— START Entries provided —

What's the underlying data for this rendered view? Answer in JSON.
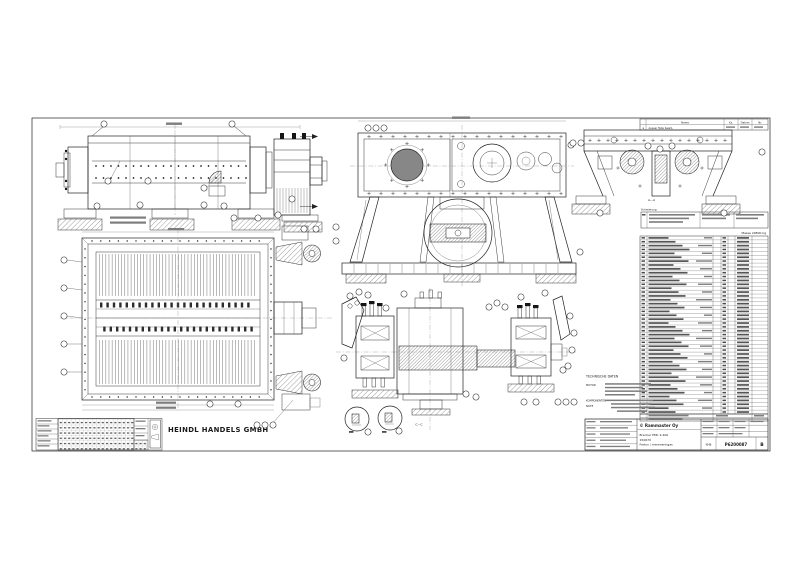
{
  "sheet": {
    "company": "HEINDL HANDELS GMBH",
    "accent_blue": "#3d4fa5"
  },
  "revision_table": {
    "col_name": "Name",
    "col_kz": "Kz.",
    "col_datum": "Datum",
    "col_nr": "Nr.",
    "rev": "a",
    "change_text": "Ausser Teile bearb."
  },
  "sections": {
    "aa": "A—A",
    "cc": "C—C"
  },
  "lubrication_label": "Schmierung",
  "mass_note": "Masse 29800 kg",
  "notes": {
    "heading": "TECHNISCHE DATEN",
    "motor": "MOTOR",
    "komponenten": "KOMPONENTEN",
    "note": "NOTE"
  },
  "parts_list": {
    "row_count": 46
  },
  "title_block": {
    "manufacturer": "© Rammaster Oy",
    "product": "Brecher PMC 2-400",
    "order_no": "150670",
    "subtitle": "Fartun / mereneringas",
    "code": "KHB",
    "drawing_number": "P6200087",
    "revision": "B"
  }
}
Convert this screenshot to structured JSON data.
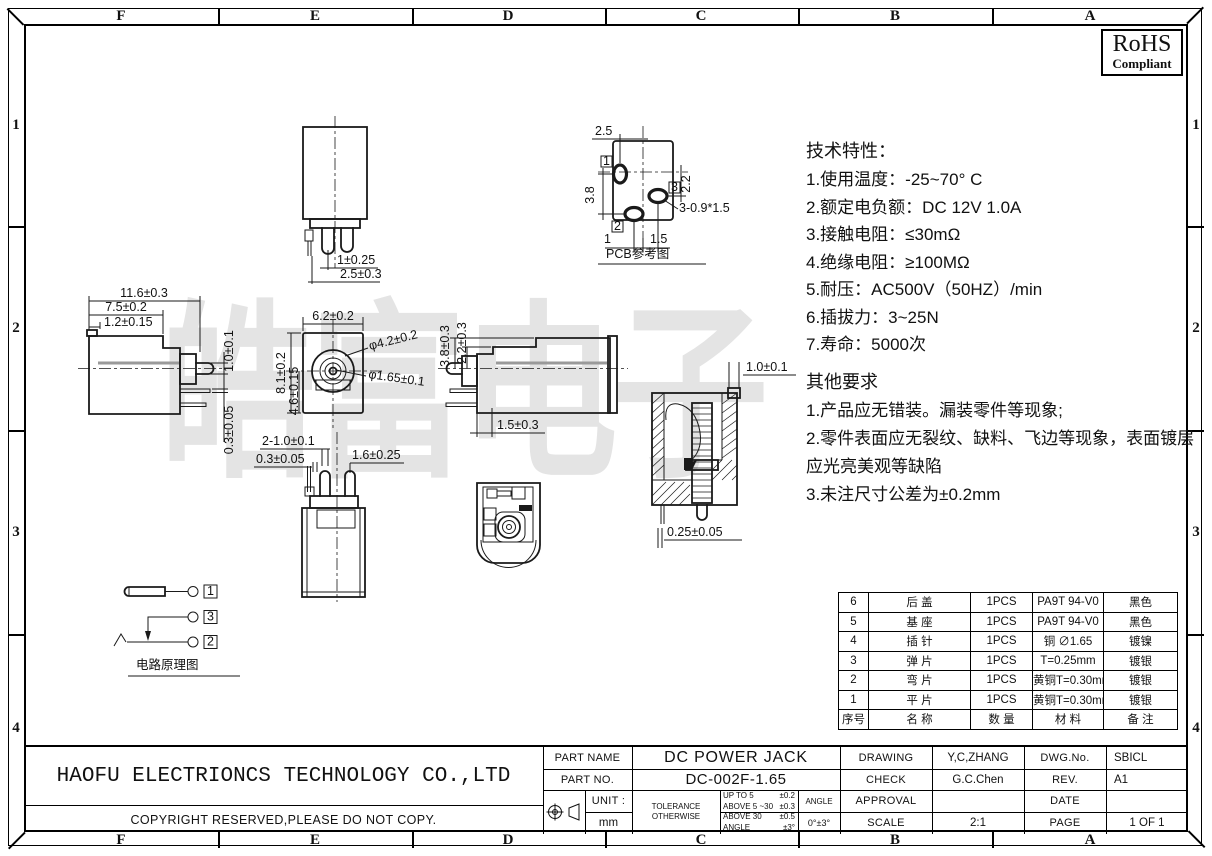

— END Entries provided —

Send back the data above word for word, with the pictures left out.

What's the underlying data for this rendered view? Answer in JSON.
{
  "sheet": {
    "company": "HEINDL HANDELS GMBH",
    "accent_blue": "#3d4fa5"
  },
  "revision_table": {
    "col_name": "Name",
    "col_kz": "Kz.",
    "col_datum": "Datum",
    "col_nr": "Nr.",
    "rev": "a",
    "change_text": "Ausser Teile bearb."
  },
  "sections": {
    "aa": "A—A",
    "cc": "C—C"
  },
  "lubrication_label": "Schmierung",
  "mass_note": "Masse 29800 kg",
  "notes": {
    "heading": "TECHNISCHE DATEN",
    "motor": "MOTOR",
    "komponenten": "KOMPONENTEN",
    "note": "NOTE"
  },
  "parts_list": {
    "row_count": 46
  },
  "title_block": {
    "manufacturer": "© Rammaster Oy",
    "product": "Brecher PMC 2-400",
    "order_no": "150670",
    "subtitle": "Fartun / mereneringas",
    "code": "KHB",
    "drawing_number": "P6200087",
    "revision": "B"
  }
}
Convert this screenshot to structured JSON data.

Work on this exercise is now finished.